▶ [About this task]:
Tell me, please, how many lines in the records below include the word "must". Give no more than the number.

▶ [Data section]:
▼

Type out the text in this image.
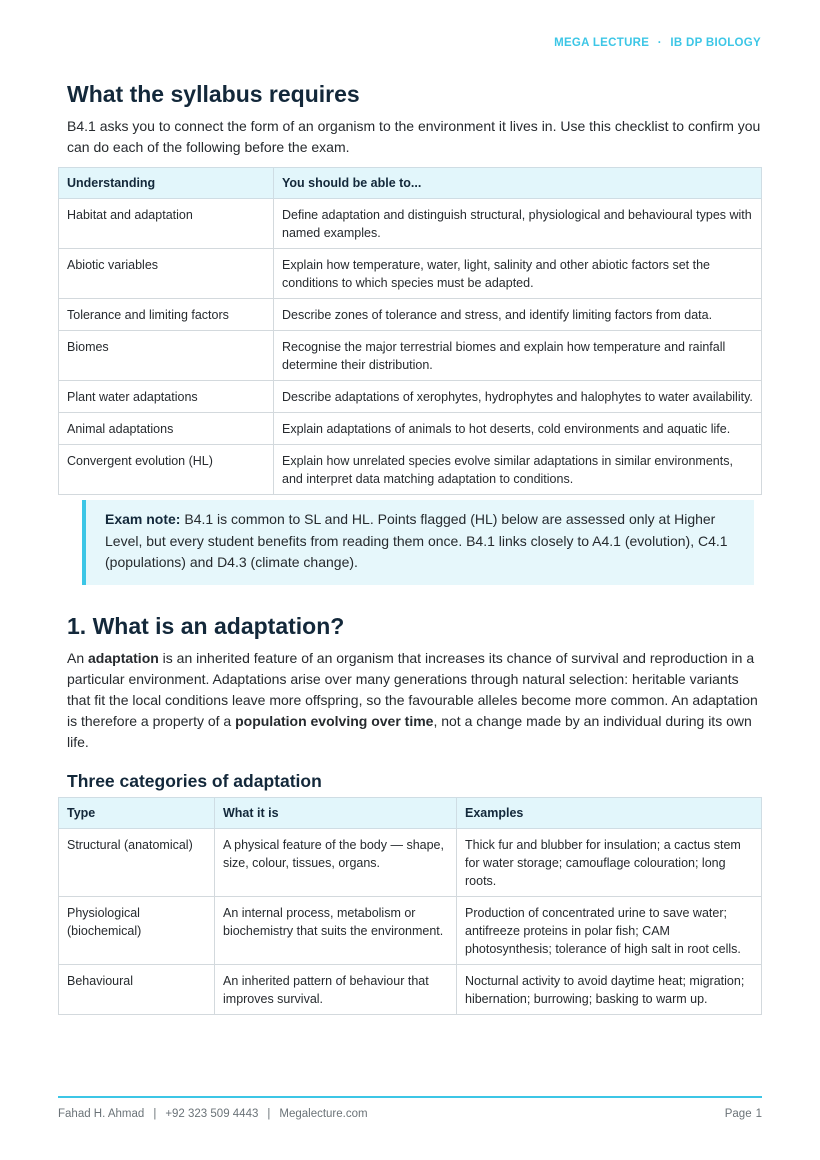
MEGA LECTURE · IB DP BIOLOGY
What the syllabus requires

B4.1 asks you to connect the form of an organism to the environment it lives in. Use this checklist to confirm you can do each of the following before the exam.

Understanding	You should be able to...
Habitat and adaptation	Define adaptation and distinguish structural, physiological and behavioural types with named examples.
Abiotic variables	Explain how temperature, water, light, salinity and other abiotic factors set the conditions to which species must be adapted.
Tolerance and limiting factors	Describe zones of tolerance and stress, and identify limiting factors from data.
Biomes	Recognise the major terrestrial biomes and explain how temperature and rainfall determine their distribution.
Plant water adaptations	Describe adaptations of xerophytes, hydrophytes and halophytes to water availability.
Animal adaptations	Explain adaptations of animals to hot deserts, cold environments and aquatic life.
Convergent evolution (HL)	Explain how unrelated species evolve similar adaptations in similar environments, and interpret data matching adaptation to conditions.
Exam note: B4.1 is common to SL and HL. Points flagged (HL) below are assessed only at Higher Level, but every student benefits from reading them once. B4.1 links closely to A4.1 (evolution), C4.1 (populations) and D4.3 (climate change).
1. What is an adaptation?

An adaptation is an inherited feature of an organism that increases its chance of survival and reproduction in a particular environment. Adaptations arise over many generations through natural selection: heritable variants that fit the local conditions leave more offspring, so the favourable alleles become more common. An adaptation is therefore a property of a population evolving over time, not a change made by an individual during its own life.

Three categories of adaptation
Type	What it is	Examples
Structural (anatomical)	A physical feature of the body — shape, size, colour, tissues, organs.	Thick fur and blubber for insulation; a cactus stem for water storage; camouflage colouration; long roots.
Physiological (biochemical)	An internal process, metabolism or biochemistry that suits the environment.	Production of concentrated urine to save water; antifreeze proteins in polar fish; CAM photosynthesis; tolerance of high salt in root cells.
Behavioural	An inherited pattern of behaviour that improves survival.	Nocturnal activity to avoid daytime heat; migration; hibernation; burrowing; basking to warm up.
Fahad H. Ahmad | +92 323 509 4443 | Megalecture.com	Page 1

▲
▼

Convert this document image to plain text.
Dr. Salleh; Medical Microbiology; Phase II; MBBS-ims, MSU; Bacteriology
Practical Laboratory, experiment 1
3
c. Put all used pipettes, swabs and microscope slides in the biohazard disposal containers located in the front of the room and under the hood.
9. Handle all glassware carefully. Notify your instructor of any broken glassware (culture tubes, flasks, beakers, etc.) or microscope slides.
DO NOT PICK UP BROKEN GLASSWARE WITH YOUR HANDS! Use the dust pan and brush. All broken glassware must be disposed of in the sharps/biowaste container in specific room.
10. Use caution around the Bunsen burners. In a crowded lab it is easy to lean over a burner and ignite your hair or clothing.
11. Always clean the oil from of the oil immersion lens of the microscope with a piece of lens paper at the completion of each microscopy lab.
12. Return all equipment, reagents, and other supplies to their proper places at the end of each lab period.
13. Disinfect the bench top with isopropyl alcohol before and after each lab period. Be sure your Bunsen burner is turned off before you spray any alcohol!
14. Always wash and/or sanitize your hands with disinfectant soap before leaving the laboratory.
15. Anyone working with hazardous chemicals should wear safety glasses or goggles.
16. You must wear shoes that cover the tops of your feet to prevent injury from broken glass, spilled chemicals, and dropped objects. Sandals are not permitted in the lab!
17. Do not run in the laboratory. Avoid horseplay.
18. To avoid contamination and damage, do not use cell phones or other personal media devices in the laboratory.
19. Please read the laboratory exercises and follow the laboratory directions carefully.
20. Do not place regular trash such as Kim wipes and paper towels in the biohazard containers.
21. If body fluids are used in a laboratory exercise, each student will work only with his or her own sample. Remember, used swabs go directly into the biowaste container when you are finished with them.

▲

▶ [Result of the exercise]:
3